[What you should do]
Under this task are some entries; return every one of them exactly.

[Exercise input]
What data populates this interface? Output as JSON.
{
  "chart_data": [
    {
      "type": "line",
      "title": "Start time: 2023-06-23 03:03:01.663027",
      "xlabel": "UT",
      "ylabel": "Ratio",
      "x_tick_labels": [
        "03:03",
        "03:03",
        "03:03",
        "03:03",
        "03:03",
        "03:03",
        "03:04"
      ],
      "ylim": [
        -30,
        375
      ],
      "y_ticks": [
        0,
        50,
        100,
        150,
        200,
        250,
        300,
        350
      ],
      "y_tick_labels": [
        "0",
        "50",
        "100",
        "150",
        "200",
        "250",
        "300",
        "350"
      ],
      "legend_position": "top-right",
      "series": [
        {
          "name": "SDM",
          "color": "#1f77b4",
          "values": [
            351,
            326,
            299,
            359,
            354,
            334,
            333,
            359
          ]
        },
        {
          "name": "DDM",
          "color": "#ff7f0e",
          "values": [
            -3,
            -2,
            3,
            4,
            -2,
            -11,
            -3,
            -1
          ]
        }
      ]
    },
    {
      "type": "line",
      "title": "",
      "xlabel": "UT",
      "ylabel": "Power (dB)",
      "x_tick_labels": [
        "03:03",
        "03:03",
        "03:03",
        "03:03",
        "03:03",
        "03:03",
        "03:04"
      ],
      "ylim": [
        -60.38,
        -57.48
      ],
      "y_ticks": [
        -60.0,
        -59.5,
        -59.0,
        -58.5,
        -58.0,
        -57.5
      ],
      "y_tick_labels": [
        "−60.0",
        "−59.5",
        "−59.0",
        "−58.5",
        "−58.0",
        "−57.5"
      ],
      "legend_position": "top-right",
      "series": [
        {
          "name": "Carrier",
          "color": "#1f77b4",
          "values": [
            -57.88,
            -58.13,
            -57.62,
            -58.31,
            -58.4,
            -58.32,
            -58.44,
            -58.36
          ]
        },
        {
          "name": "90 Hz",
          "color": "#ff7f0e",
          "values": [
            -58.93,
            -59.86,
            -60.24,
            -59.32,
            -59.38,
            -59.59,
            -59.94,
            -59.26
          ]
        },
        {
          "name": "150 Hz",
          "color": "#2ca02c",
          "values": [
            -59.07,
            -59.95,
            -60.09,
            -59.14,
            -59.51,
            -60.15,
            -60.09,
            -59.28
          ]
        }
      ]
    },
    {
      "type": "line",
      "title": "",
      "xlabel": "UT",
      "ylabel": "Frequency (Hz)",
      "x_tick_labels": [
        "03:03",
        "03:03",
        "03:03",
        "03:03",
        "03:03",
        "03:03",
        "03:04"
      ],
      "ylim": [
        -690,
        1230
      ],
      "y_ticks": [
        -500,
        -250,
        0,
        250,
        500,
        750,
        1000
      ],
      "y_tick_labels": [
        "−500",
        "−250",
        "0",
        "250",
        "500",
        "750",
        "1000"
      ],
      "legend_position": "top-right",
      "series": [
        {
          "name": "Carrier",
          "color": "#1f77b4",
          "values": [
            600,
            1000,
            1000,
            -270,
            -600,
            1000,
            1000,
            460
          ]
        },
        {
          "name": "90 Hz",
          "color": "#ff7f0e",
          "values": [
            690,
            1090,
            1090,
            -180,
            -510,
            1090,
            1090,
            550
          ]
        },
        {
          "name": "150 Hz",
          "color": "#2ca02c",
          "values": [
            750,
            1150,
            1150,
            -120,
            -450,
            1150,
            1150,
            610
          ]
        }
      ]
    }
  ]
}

[Exercise solution]
What data populates this interface? Output as JSON.
{
  "chart_data": [
    {
      "type": "line",
      "title": "Start time: 2023-06-23 03:03:01.663027",
      "xlabel": "UT",
      "ylabel": "Ratio",
      "x_tick_labels": [
        "03:03",
        "03:03",
        "03:03",
        "03:03",
        "03:03",
        "03:03",
        "03:04"
      ],
      "ylim": [
        -30,
        375
      ],
      "y_ticks": [
        0,
        50,
        100,
        150,
        200,
        250,
        300,
        350
      ],
      "y_tick_labels": [
        "0",
        "50",
        "100",
        "150",
        "200",
        "250",
        "300",
        "350"
      ],
      "legend_position": "top-right",
      "series": [
        {
          "name": "SDM",
          "color": "#1f77b4",
          "values": [
            351,
            326,
            299,
            359,
            354,
            334,
            333,
            359
          ]
        },
        {
          "name": "DDM",
          "color": "#ff7f0e",
          "values": [
            -3,
            -2,
            3,
            4,
            -2,
            -11,
            -3,
            -1
          ]
        }
      ]
    },
    {
      "type": "line",
      "title": "",
      "xlabel": "UT",
      "ylabel": "Power (dB)",
      "x_tick_labels": [
        "03:03",
        "03:03",
        "03:03",
        "03:03",
        "03:03",
        "03:03",
        "03:04"
      ],
      "ylim": [
        -60.38,
        -57.48
      ],
      "y_ticks": [
        -60.0,
        -59.5,
        -59.0,
        -58.5,
        -58.0,
        -57.5
      ],
      "y_tick_labels": [
        "−60.0",
        "−59.5",
        "−59.0",
        "−58.5",
        "−58.0",
        "−57.5"
      ],
      "legend_position": "top-right",
      "series": [
        {
          "name": "Carrier",
          "color": "#1f77b4",
          "values": [
            -57.88,
            -58.13,
            -57.62,
            -58.31,
            -58.4,
            -58.32,
            -58.44,
            -58.36
          ]
        },
        {
          "name": "90 Hz",
          "color": "#ff7f0e",
          "values": [
            -58.93,
            -59.86,
            -60.24,
            -59.32,
            -59.38,
            -59.59,
            -59.94,
            -59.26
          ]
        },
        {
          "name": "150 Hz",
          "color": "#2ca02c",
          "values": [
            -59.07,
            -59.95,
            -60.09,
            -59.14,
            -59.51,
            -60.15,
            -60.09,
            -59.28
          ]
        }
      ]
    },
    {
      "type": "line",
      "title": "",
      "xlabel": "UT",
      "ylabel": "Frequency (Hz)",
      "x_tick_labels": [
        "03:03",
        "03:03",
        "03:03",
        "03:03",
        "03:03",
        "03:03",
        "03:04"
      ],
      "ylim": [
        -690,
        1230
      ],
      "y_ticks": [
        -500,
        -250,
        0,
        250,
        500,
        750,
        1000
      ],
      "y_tick_labels": [
        "−500",
        "−250",
        "0",
        "250",
        "500",
        "750",
        "1000"
      ],
      "legend_position": "top-right",
      "series": [
        {
          "name": "Carrier",
          "color": "#1f77b4",
          "values": [
            600,
            1000,
            1000,
            -270,
            -600,
            1000,
            1000,
            460
          ]
        },
        {
          "name": "90 Hz",
          "color": "#ff7f0e",
          "values": [
            690,
            1090,
            1090,
            -180,
            -510,
            1090,
            1090,
            550
          ]
        },
        {
          "name": "150 Hz",
          "color": "#2ca02c",
          "values": [
            750,
            1150,
            1150,
            -120,
            -450,
            1150,
            1150,
            610
          ]
        }
      ]
    }
  ]
}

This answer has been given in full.